### [TASK STATEMENT]
Repeat every record below exactly, leaving out the pictures.
* Start *
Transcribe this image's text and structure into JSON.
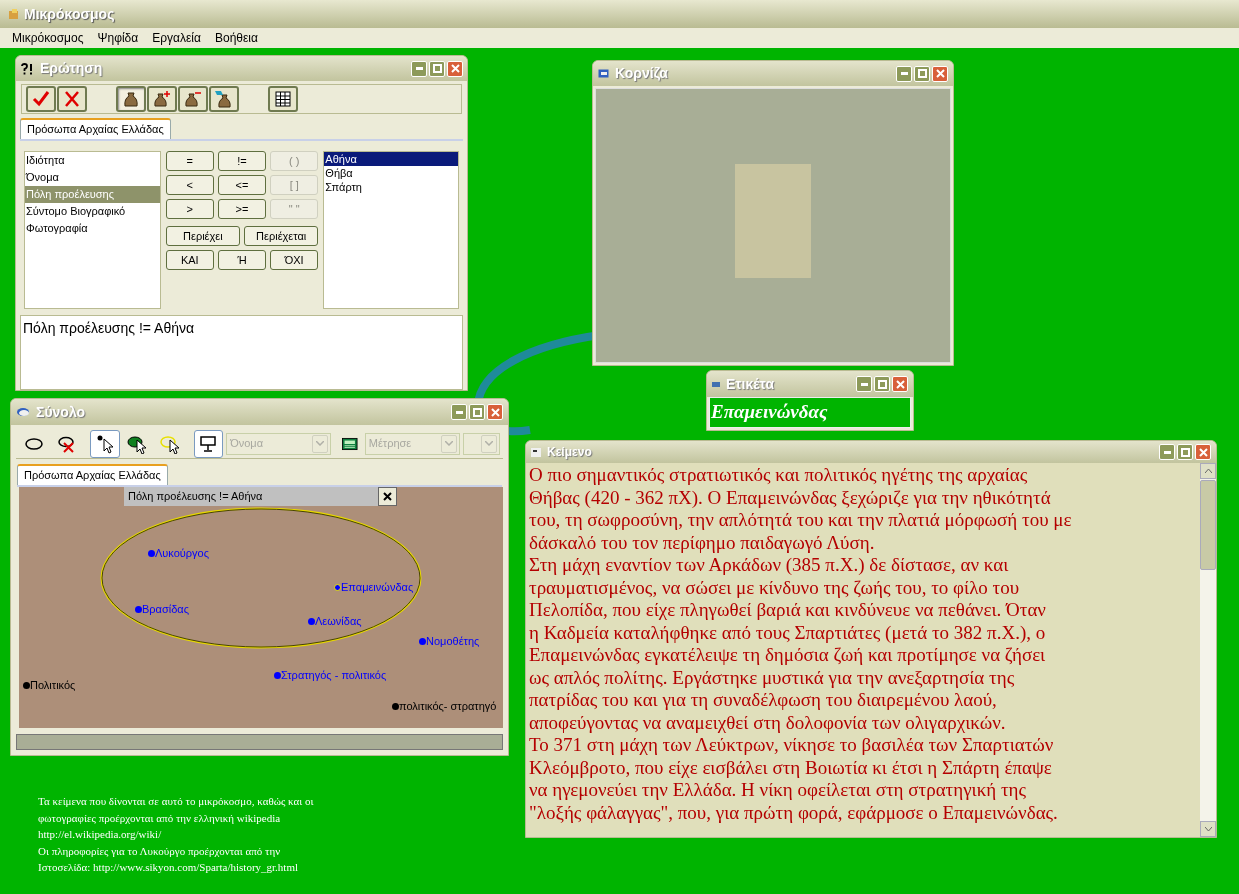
{
  "app": {
    "title": "Μικρόκοσμος",
    "menu": [
      "Μικρόκοσμος",
      "Ψηφίδα",
      "Εργαλεία",
      "Βοήθεια"
    ]
  },
  "query_window": {
    "title": "Ερώτηση",
    "toolbar": [
      {
        "kind": "accept",
        "selected": false
      },
      {
        "kind": "cancel",
        "selected": false
      },
      {
        "kind": "bag",
        "selected": true
      },
      {
        "kind": "bag-add",
        "selected": false
      },
      {
        "kind": "bag-remove",
        "selected": false
      },
      {
        "kind": "bag-edit",
        "selected": false
      },
      {
        "kind": "table",
        "selected": false
      }
    ],
    "tabs": [
      {
        "label": "Πρόσωπα Αρχαίας Ελλάδας",
        "selected": true
      }
    ],
    "properties": [
      {
        "label": "Ιδιότητα",
        "selected": false
      },
      {
        "label": "Όνομα",
        "selected": false
      },
      {
        "label": "Πόλη προέλευσης",
        "selected": true
      },
      {
        "label": "Σύντομο Βιογραφικό",
        "selected": false
      },
      {
        "label": "Φωτογραφία",
        "selected": false
      }
    ],
    "operators": [
      {
        "label": "=",
        "disabled": false
      },
      {
        "label": "!=",
        "disabled": false
      },
      {
        "label": "( )",
        "disabled": true
      },
      {
        "label": "<",
        "disabled": false
      },
      {
        "label": "<=",
        "disabled": false
      },
      {
        "label": "[ ]",
        "disabled": true
      },
      {
        "label": ">",
        "disabled": false
      },
      {
        "label": ">=",
        "disabled": false
      },
      {
        "label": "\" \"",
        "disabled": true
      }
    ],
    "text_operators": [
      "Περιέχει",
      "Περιέχεται"
    ],
    "logic_operators": [
      "ΚΑΙ",
      "Ή",
      "ΌΧΙ"
    ],
    "values": [
      {
        "label": "Αθήνα",
        "selected": true
      },
      {
        "label": "Θήβα",
        "selected": false
      },
      {
        "label": "Σπάρτη",
        "selected": false
      }
    ],
    "expression": "Πόλη προέλευσης != Αθήνα"
  },
  "set_window": {
    "title": "Σύνολο",
    "toolbar": [
      {
        "kind": "ellipse",
        "selected": false
      },
      {
        "kind": "ellipse-delete",
        "selected": false
      },
      {
        "kind": "pointer",
        "selected": true
      },
      {
        "kind": "fill-pointer",
        "selected": false
      },
      {
        "kind": "outline-pointer",
        "selected": false
      },
      {
        "kind": "display",
        "selected": true
      }
    ],
    "property_dropdown": {
      "value": "Όνομα",
      "disabled": true
    },
    "measure_dropdown": {
      "value": "Μέτρησε",
      "disabled": true
    },
    "tabs": [
      {
        "label": "Πρόσωπα Αρχαίας Ελλάδας",
        "selected": true
      }
    ],
    "filter": "Πόλη προέλευσης != Αθήνα",
    "items": [
      {
        "label": "Λυκούργος",
        "color": "#0000ff",
        "selected": false
      },
      {
        "label": "Επαμεινώνδας",
        "color": "#0000ff",
        "selected": true
      },
      {
        "label": "Βρασίδας",
        "color": "#0000ff",
        "selected": false
      },
      {
        "label": "Λεωνίδας",
        "color": "#0000ff",
        "selected": false
      },
      {
        "label": "Νομοθέτης",
        "color": "#0000ff",
        "selected": false
      },
      {
        "label": "Στρατηγός - πολιτικός",
        "color": "#0000ff",
        "selected": false
      },
      {
        "label": "Πολιτικός",
        "color": "#000000",
        "selected": false
      },
      {
        "label": "πολιτικός- στρατηγό",
        "color": "#000000",
        "selected": false
      }
    ]
  },
  "frame_window": {
    "title": "Κορνίζα"
  },
  "label_window": {
    "title": "Ετικέτα",
    "text": "Επαμεινώνδας"
  },
  "text_window": {
    "title": "Κείμενο",
    "lines": [
      "Ο πιο σημαντικός στρατιωτικός και πολιτικός ηγέτης της αρχαίας",
      "Θήβας (420 - 362 πΧ). Ο Επαμεινώνδας ξεχώριζε για την ηθικότητά",
      "του, τη σωφροσύνη, την απλότητά του και την πλατιά μόρφωσή του με",
      "δάσκαλό του τον περίφημο παιδαγωγό Λύση.",
      "Στη μάχη εναντίον των Αρκάδων (385 π.Χ.) δε δίστασε, αν και",
      "τραυματισμένος, να σώσει με κίνδυνο της ζωής του, το φίλο του",
      "Πελοπίδα, που είχε πληγωθεί βαριά και κινδύνευε να πεθάνει. Όταν",
      "η Καδμεία καταλήφθηκε από τους Σπαρτιάτες (μετά το 382 π.Χ.), ο",
      "Επαμεινώνδας εγκατέλειψε τη δημόσια ζωή και προτίμησε να ζήσει",
      "ως απλός πολίτης. Εργάστηκε μυστικά για την ανεξαρτησία της",
      "πατρίδας του και για τη συναδέλφωση του διαιρεμένου λαού,",
      "αποφεύγοντας να αναμειχθεί στη δολοφονία των ολιγαρχικών.",
      "Το 371 στη μάχη των Λεύκτρων, νίκησε το βασιλέα των Σπαρτιατών",
      "Κλεόμβροτο, που είχε εισβάλει στη Βοιωτία κι έτσι η Σπάρτη έπαψε",
      "να ηγεμονεύει την Ελλάδα. Η νίκη οφείλεται στη στρατηγική της",
      "\"λοξής φάλαγγας\", που, για πρώτη φορά, εφάρμοσε ο Επαμεινώνδας."
    ]
  },
  "credits": [
    "Τα κείμενα που δίνονται σε αυτό το μικρόκοσμο, καθώς και οι",
    "φωτογραφίες προέρχονται από την ελληνική wikipedia",
    "http://el.wikipedia.org/wiki/",
    "Οι πληροφορίες για το Λυκούργο προέρχονται από την",
    "Ιστοσελίδα: http://www.sikyon.com/Sparta/history_gr.html"
  ]
}
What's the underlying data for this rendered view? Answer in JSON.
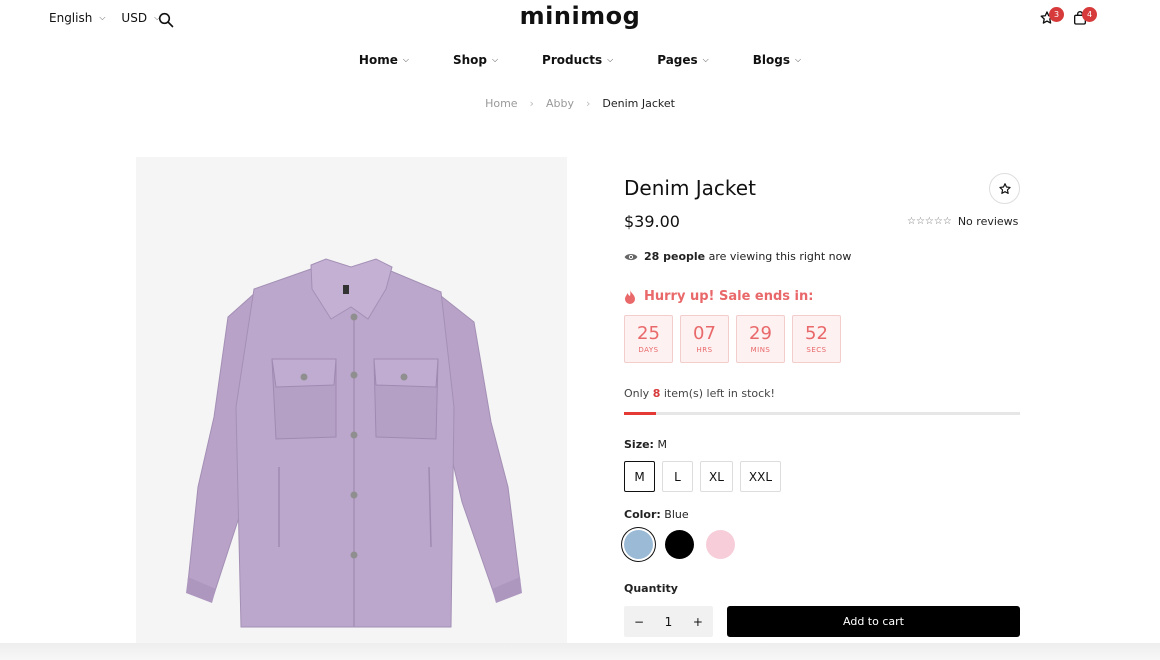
{
  "header": {
    "language": "English",
    "currency": "USD",
    "logo": "minimog",
    "wishlist_count": "3",
    "cart_count": "4"
  },
  "nav": {
    "items": [
      {
        "label": "Home"
      },
      {
        "label": "Shop"
      },
      {
        "label": "Products"
      },
      {
        "label": "Pages"
      },
      {
        "label": "Blogs"
      }
    ]
  },
  "breadcrumb": [
    "Home",
    "Abby",
    "Denim Jacket"
  ],
  "product": {
    "title": "Denim Jacket",
    "price": "$39.00",
    "reviews_text": "No reviews",
    "rating": 0,
    "viewers_count": "28 people",
    "viewers_text": "are viewing this right now",
    "hurry_text": "Hurry up! Sale ends in:",
    "countdown": [
      {
        "value": "25",
        "label": "DAYS"
      },
      {
        "value": "07",
        "label": "HRS"
      },
      {
        "value": "29",
        "label": "MINS"
      },
      {
        "value": "52",
        "label": "SECS"
      }
    ],
    "stock_prefix": "Only",
    "stock_count": "8",
    "stock_suffix": "item(s) left in stock!",
    "stock_fraction": 0.08,
    "size_label": "Size:",
    "size_selected": "M",
    "sizes": [
      "M",
      "L",
      "XL",
      "XXL"
    ],
    "color_label": "Color:",
    "color_selected": "Blue",
    "colors": [
      "#9bbad6",
      "#000000",
      "#f6cdd8"
    ],
    "quantity_label": "Quantity",
    "quantity": "1",
    "add_to_cart": "Add to cart"
  },
  "colors": {
    "accent_red": "#e9686a",
    "badge_red": "#d73a3a",
    "jacket": "#b9a3c9"
  }
}
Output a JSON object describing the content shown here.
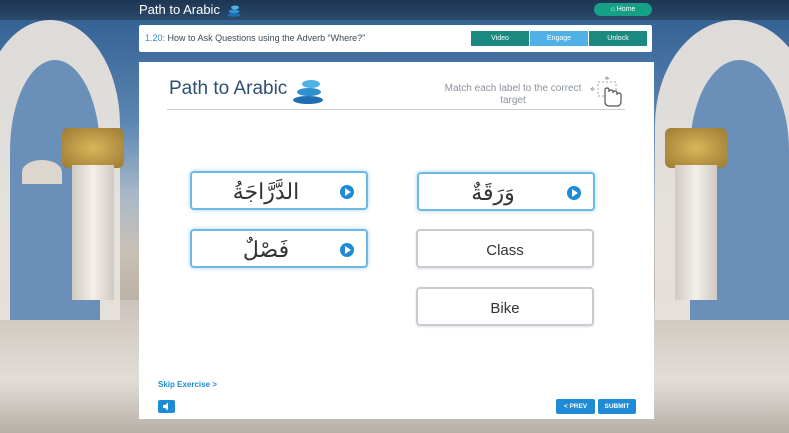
* End *
### [EXERCISE OUTPUT]
Transcribe this image's text and structure into JSON.
{
  "app": {
    "title": "Μικρόκοσμος",
    "menu": [
      "Μικρόκοσμος",
      "Ψηφίδα",
      "Εργαλεία",
      "Βοήθεια"
    ]
  },
  "query_window": {
    "title": "Ερώτηση",
    "toolbar": [
      {
        "kind": "accept",
        "selected": false
      },
      {
        "kind": "cancel",
        "selected": false
      },
      {
        "kind": "bag",
        "selected": true
      },
      {
        "kind": "bag-add",
        "selected": false
      },
      {
        "kind": "bag-remove",
        "selected": false
      },
      {
        "kind": "bag-edit",
        "selected": false
      },
      {
        "kind": "table",
        "selected": false
      }
    ],
    "tabs": [
      {
        "label": "Πρόσωπα Αρχαίας Ελλάδας",
        "selected": true
      }
    ],
    "properties": [
      {
        "label": "Ιδιότητα",
        "selected": false
      },
      {
        "label": "Όνομα",
        "selected": false
      },
      {
        "label": "Πόλη προέλευσης",
        "selected": true
      },
      {
        "label": "Σύντομο Βιογραφικό",
        "selected": false
      },
      {
        "label": "Φωτογραφία",
        "selected": false
      }
    ],
    "operators": [
      {
        "label": "=",
        "disabled": false
      },
      {
        "label": "!=",
        "disabled": false
      },
      {
        "label": "( )",
        "disabled": true
      },
      {
        "label": "<",
        "disabled": false
      },
      {
        "label": "<=",
        "disabled": false
      },
      {
        "label": "[ ]",
        "disabled": true
      },
      {
        "label": ">",
        "disabled": false
      },
      {
        "label": ">=",
        "disabled": false
      },
      {
        "label": "\" \"",
        "disabled": true
      }
    ],
    "text_operators": [
      "Περιέχει",
      "Περιέχεται"
    ],
    "logic_operators": [
      "ΚΑΙ",
      "Ή",
      "ΌΧΙ"
    ],
    "values": [
      {
        "label": "Αθήνα",
        "selected": true
      },
      {
        "label": "Θήβα",
        "selected": false
      },
      {
        "label": "Σπάρτη",
        "selected": false
      }
    ],
    "expression": "Πόλη προέλευσης != Αθήνα"
  },
  "set_window": {
    "title": "Σύνολο",
    "toolbar": [
      {
        "kind": "ellipse",
        "selected": false
      },
      {
        "kind": "ellipse-delete",
        "selected": false
      },
      {
        "kind": "pointer",
        "selected": true
      },
      {
        "kind": "fill-pointer",
        "selected": false
      },
      {
        "kind": "outline-pointer",
        "selected": false
      },
      {
        "kind": "display",
        "selected": true
      }
    ],
    "property_dropdown": {
      "value": "Όνομα",
      "disabled": true
    },
    "measure_dropdown": {
      "value": "Μέτρησε",
      "disabled": true
    },
    "tabs": [
      {
        "label": "Πρόσωπα Αρχαίας Ελλάδας",
        "selected": true
      }
    ],
    "filter": "Πόλη προέλευσης != Αθήνα",
    "items": [
      {
        "label": "Λυκούργος",
        "color": "#0000ff",
        "selected": false
      },
      {
        "label": "Επαμεινώνδας",
        "color": "#0000ff",
        "selected": true
      },
      {
        "label": "Βρασίδας",
        "color": "#0000ff",
        "selected": false
      },
      {
        "label": "Λεωνίδας",
        "color": "#0000ff",
        "selected": false
      },
      {
        "label": "Νομοθέτης",
        "color": "#0000ff",
        "selected": false
      },
      {
        "label": "Στρατηγός - πολιτικός",
        "color": "#0000ff",
        "selected": false
      },
      {
        "label": "Πολιτικός",
        "color": "#000000",
        "selected": false
      },
      {
        "label": "πολιτικός- στρατηγό",
        "color": "#000000",
        "selected": false
      }
    ]
  },
  "frame_window": {
    "title": "Κορνίζα"
  },
  "label_window": {
    "title": "Ετικέτα",
    "text": "Επαμεινώνδας"
  },
  "text_window": {
    "title": "Κείμενο",
    "lines": [
      "Ο πιο σημαντικός στρατιωτικός και πολιτικός ηγέτης της αρχαίας",
      "Θήβας (420 - 362 πΧ). Ο Επαμεινώνδας ξεχώριζε για την ηθικότητά",
      "του, τη σωφροσύνη, την απλότητά του και την πλατιά μόρφωσή του με",
      "δάσκαλό του τον περίφημο παιδαγωγό Λύση.",
      "Στη μάχη εναντίον των Αρκάδων (385 π.Χ.) δε δίστασε, αν και",
      "τραυματισμένος, να σώσει με κίνδυνο της ζωής του, το φίλο του",
      "Πελοπίδα, που είχε πληγωθεί βαριά και κινδύνευε να πεθάνει. Όταν",
      "η Καδμεία καταλήφθηκε από τους Σπαρτιάτες (μετά το 382 π.Χ.), ο",
      "Επαμεινώνδας εγκατέλειψε τη δημόσια ζωή και προτίμησε να ζήσει",
      "ως απλός πολίτης. Εργάστηκε μυστικά για την ανεξαρτησία της",
      "πατρίδας του και για τη συναδέλφωση του διαιρεμένου λαού,",
      "αποφεύγοντας να αναμειχθεί στη δολοφονία των ολιγαρχικών.",
      "Το 371 στη μάχη των Λεύκτρων, νίκησε το βασιλέα των Σπαρτιατών",
      "Κλεόμβροτο, που είχε εισβάλει στη Βοιωτία κι έτσι η Σπάρτη έπαψε",
      "να ηγεμονεύει την Ελλάδα. Η νίκη οφείλεται στη στρατηγική της",
      "\"λοξής φάλαγγας\", που, για πρώτη φορά, εφάρμοσε ο Επαμεινώνδας."
    ]
  },
  "credits": [
    "Τα κείμενα που δίνονται σε αυτό το μικρόκοσμο, καθώς και οι",
    "φωτογραφίες προέρχονται από την ελληνική wikipedia",
    "http://el.wikipedia.org/wiki/",
    "Οι πληροφορίες για το Λυκούργο προέρχονται από την",
    "Ιστοσελίδα: http://www.sikyon.com/Sparta/history_gr.html"
  ]
}
What's the underlying data for this rendered view? Answer in JSON.
{
  "header": {
    "language": "English",
    "currency": "USD",
    "logo": "minimog",
    "wishlist_count": "3",
    "cart_count": "4"
  },
  "nav": {
    "items": [
      {
        "label": "Home"
      },
      {
        "label": "Shop"
      },
      {
        "label": "Products"
      },
      {
        "label": "Pages"
      },
      {
        "label": "Blogs"
      }
    ]
  },
  "breadcrumb": [
    "Home",
    "Abby",
    "Denim Jacket"
  ],
  "product": {
    "title": "Denim Jacket",
    "price": "$39.00",
    "reviews_text": "No reviews",
    "rating": 0,
    "viewers_count": "28 people",
    "viewers_text": "are viewing this right now",
    "hurry_text": "Hurry up! Sale ends in:",
    "countdown": [
      {
        "value": "25",
        "label": "DAYS"
      },
      {
        "value": "07",
        "label": "HRS"
      },
      {
        "value": "29",
        "label": "MINS"
      },
      {
        "value": "52",
        "label": "SECS"
      }
    ],
    "stock_prefix": "Only",
    "stock_count": "8",
    "stock_suffix": "item(s) left in stock!",
    "stock_fraction": 0.08,
    "size_label": "Size:",
    "size_selected": "M",
    "sizes": [
      "M",
      "L",
      "XL",
      "XXL"
    ],
    "color_label": "Color:",
    "color_selected": "Blue",
    "colors": [
      "#9bbad6",
      "#000000",
      "#f6cdd8"
    ],
    "quantity_label": "Quantity",
    "quantity": "1",
    "add_to_cart": "Add to cart"
  },
  "colors": {
    "accent_red": "#e9686a",
    "badge_red": "#d73a3a",
    "jacket": "#b9a3c9"
  }
}
Output a JSON object describing the content shown here.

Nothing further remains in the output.